• _What is expected_
Where a line of the listing below includes the word "Tudtad", reproduce that line.

(Data items)
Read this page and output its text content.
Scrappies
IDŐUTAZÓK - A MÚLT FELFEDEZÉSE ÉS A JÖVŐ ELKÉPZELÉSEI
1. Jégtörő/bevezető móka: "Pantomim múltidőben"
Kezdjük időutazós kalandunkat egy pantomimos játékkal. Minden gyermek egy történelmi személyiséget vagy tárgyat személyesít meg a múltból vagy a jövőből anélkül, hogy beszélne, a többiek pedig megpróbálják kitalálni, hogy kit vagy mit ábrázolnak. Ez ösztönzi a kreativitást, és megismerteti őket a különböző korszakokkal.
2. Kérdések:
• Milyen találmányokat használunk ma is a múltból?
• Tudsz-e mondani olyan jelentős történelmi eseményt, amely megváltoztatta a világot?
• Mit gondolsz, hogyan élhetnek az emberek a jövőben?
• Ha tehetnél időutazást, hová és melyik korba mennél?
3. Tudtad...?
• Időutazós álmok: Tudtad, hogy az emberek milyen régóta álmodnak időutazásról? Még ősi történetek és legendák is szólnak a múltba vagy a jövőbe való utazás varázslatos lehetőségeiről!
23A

• _Result for this exercise_
3. Tudtad...?
• Időutazós álmok: Tudtad, hogy az emberek milyen régóta álmodnak időutazásról? Még ősi történetek és legendák is szólnak a múltba vagy a jövőbe való utazás varázslatos lehetőségeiről!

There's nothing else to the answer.